Task directions :: The records below must be written out exactly, with every picture left behind.
-- -- --
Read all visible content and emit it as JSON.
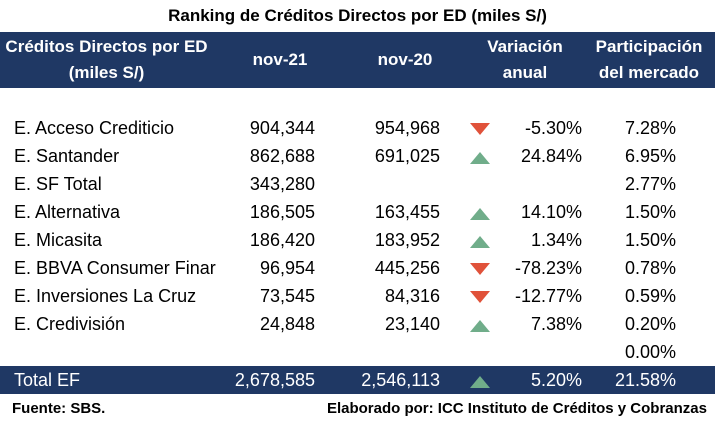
{
  "title": "Ranking de Créditos Directos por ED (miles S/)",
  "header": {
    "col_name": "Créditos Directos por ED\n(miles S/)",
    "col_nov21": "nov-21",
    "col_nov20": "nov-20",
    "col_var": "Variación\nanual",
    "col_part": "Participación\ndel mercado"
  },
  "rows": [
    {
      "name": "E. Acceso Crediticio",
      "nov21": "904,344",
      "nov20": "954,968",
      "trend": "down",
      "var": "-5.30%",
      "part": "7.28%"
    },
    {
      "name": "E. Santander",
      "nov21": "862,688",
      "nov20": "691,025",
      "trend": "up",
      "var": "24.84%",
      "part": "6.95%"
    },
    {
      "name": "E. SF Total",
      "nov21": "343,280",
      "nov20": "",
      "trend": "",
      "var": "",
      "part": "2.77%"
    },
    {
      "name": "E. Alternativa",
      "nov21": "186,505",
      "nov20": "163,455",
      "trend": "up",
      "var": "14.10%",
      "part": "1.50%"
    },
    {
      "name": "E. Micasita",
      "nov21": "186,420",
      "nov20": "183,952",
      "trend": "up",
      "var": "1.34%",
      "part": "1.50%"
    },
    {
      "name": "E. BBVA Consumer Finar",
      "nov21": "96,954",
      "nov20": "445,256",
      "trend": "down",
      "var": "-78.23%",
      "part": "0.78%"
    },
    {
      "name": "E. Inversiones La Cruz",
      "nov21": "73,545",
      "nov20": "84,316",
      "trend": "down",
      "var": "-12.77%",
      "part": "0.59%"
    },
    {
      "name": "E. Credivisión",
      "nov21": "24,848",
      "nov20": "23,140",
      "trend": "up",
      "var": "7.38%",
      "part": "0.20%"
    },
    {
      "name": "",
      "nov21": "",
      "nov20": "",
      "trend": "",
      "var": "",
      "part": "0.00%"
    }
  ],
  "total": {
    "name": "Total EF",
    "nov21": "2,678,585",
    "nov20": "2,546,113",
    "trend": "up",
    "var": "5.20%",
    "part": "21.58%"
  },
  "footer": {
    "source": "Fuente: SBS.",
    "credit": "Elaborado por: ICC Instituto de Créditos y Cobranzas"
  },
  "colors": {
    "header_bg": "#1f3864",
    "up": "#70ad8a",
    "down": "#e0523a"
  }
}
-- -- --
Correct output ::
Read all visible content and emit it as JSON.
{
  "title": "Ranking de Créditos Directos por ED (miles S/)",
  "header": {
    "col_name": "Créditos Directos por ED\n(miles S/)",
    "col_nov21": "nov-21",
    "col_nov20": "nov-20",
    "col_var": "Variación\nanual",
    "col_part": "Participación\ndel mercado"
  },
  "rows": [
    {
      "name": "E. Acceso Crediticio",
      "nov21": "904,344",
      "nov20": "954,968",
      "trend": "down",
      "var": "-5.30%",
      "part": "7.28%"
    },
    {
      "name": "E. Santander",
      "nov21": "862,688",
      "nov20": "691,025",
      "trend": "up",
      "var": "24.84%",
      "part": "6.95%"
    },
    {
      "name": "E. SF Total",
      "nov21": "343,280",
      "nov20": "",
      "trend": "",
      "var": "",
      "part": "2.77%"
    },
    {
      "name": "E. Alternativa",
      "nov21": "186,505",
      "nov20": "163,455",
      "trend": "up",
      "var": "14.10%",
      "part": "1.50%"
    },
    {
      "name": "E. Micasita",
      "nov21": "186,420",
      "nov20": "183,952",
      "trend": "up",
      "var": "1.34%",
      "part": "1.50%"
    },
    {
      "name": "E. BBVA Consumer Finar",
      "nov21": "96,954",
      "nov20": "445,256",
      "trend": "down",
      "var": "-78.23%",
      "part": "0.78%"
    },
    {
      "name": "E. Inversiones La Cruz",
      "nov21": "73,545",
      "nov20": "84,316",
      "trend": "down",
      "var": "-12.77%",
      "part": "0.59%"
    },
    {
      "name": "E. Credivisión",
      "nov21": "24,848",
      "nov20": "23,140",
      "trend": "up",
      "var": "7.38%",
      "part": "0.20%"
    },
    {
      "name": "",
      "nov21": "",
      "nov20": "",
      "trend": "",
      "var": "",
      "part": "0.00%"
    }
  ],
  "total": {
    "name": "Total EF",
    "nov21": "2,678,585",
    "nov20": "2,546,113",
    "trend": "up",
    "var": "5.20%",
    "part": "21.58%"
  },
  "footer": {
    "source": "Fuente: SBS.",
    "credit": "Elaborado por: ICC Instituto de Créditos y Cobranzas"
  },
  "colors": {
    "header_bg": "#1f3864",
    "up": "#70ad8a",
    "down": "#e0523a"
  }
}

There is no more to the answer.